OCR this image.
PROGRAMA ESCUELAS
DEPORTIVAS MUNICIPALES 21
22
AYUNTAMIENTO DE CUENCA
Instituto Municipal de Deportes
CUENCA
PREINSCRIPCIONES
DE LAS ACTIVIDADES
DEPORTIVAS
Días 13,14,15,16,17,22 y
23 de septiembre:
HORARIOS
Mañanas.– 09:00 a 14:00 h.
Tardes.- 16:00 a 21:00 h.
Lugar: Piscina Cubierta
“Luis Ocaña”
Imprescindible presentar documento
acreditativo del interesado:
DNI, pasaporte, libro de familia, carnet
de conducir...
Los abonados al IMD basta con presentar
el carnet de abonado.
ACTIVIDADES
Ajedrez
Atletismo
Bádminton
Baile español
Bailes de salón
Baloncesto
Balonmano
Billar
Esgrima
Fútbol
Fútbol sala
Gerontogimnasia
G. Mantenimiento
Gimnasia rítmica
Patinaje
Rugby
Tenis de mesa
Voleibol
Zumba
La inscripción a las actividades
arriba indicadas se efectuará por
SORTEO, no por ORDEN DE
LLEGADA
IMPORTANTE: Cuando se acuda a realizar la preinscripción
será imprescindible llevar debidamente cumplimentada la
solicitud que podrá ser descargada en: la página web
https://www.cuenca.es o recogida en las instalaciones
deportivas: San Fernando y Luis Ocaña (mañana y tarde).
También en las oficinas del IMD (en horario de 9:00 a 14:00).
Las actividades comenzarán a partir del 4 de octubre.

════════

Requirement |
Reproduce each record exactly as it appears.

Task solution |
OCR this image.
PROGRAMA ESCUELAS
DEPORTIVAS MUNICIPALES 21
22
AYUNTAMIENTO DE CUENCA
Instituto Municipal de Deportes
CUENCA
PREINSCRIPCIONES
DE LAS ACTIVIDADES
DEPORTIVAS
Días 13,14,15,16,17,22 y
23 de septiembre:
HORARIOS
Mañanas.– 09:00 a 14:00 h.
Tardes.- 16:00 a 21:00 h.
Lugar: Piscina Cubierta
“Luis Ocaña”
Imprescindible presentar documento
acreditativo del interesado:
DNI, pasaporte, libro de familia, carnet
de conducir...
Los abonados al IMD basta con presentar
el carnet de abonado.
ACTIVIDADES
Ajedrez
Atletismo
Bádminton
Baile español
Bailes de salón
Baloncesto
Balonmano
Billar
Esgrima
Fútbol
Fútbol sala
Gerontogimnasia
G. Mantenimiento
Gimnasia rítmica
Patinaje
Rugby
Tenis de mesa
Voleibol
Zumba
La inscripción a las actividades
arriba indicadas se efectuará por
SORTEO, no por ORDEN DE
LLEGADA
IMPORTANTE: Cuando se acuda a realizar la preinscripción
será imprescindible llevar debidamente cumplimentada la
solicitud que podrá ser descargada en: la página web
https://www.cuenca.es o recogida en las instalaciones
deportivas: San Fernando y Luis Ocaña (mañana y tarde).
También en las oficinas del IMD (en horario de 9:00 a 14:00).
Las actividades comenzarán a partir del 4 de octubre.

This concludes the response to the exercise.